Go through the entries below and count the lines holding the word "KİTAP". Reply with only the number, please.

* START DATA FOR PROCESSING *

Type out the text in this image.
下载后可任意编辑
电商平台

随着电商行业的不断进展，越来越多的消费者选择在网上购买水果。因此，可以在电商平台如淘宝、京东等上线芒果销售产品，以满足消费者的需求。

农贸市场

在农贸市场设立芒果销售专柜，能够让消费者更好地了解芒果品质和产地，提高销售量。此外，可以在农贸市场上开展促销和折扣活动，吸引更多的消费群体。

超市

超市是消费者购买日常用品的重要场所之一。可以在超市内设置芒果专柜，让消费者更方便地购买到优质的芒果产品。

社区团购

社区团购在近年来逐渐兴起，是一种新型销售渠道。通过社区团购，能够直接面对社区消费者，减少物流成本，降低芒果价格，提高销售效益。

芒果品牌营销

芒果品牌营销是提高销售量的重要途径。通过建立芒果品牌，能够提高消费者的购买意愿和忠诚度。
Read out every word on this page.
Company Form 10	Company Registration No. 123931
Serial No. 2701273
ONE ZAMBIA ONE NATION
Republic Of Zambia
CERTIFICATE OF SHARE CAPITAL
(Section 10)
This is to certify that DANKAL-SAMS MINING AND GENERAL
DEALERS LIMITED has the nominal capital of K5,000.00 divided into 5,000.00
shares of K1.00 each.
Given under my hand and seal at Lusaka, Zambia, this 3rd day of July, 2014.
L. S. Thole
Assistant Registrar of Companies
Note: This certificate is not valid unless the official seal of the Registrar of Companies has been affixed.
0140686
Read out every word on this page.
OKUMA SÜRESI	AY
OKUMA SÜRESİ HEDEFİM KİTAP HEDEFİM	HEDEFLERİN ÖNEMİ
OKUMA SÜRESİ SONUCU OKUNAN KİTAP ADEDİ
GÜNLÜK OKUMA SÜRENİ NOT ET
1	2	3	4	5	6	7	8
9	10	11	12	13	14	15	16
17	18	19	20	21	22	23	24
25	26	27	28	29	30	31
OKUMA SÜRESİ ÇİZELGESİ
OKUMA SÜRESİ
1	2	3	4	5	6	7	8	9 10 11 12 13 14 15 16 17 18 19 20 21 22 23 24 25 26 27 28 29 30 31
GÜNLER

* END DATA FOR PROCESSING *

▶ _THE REPLY_
2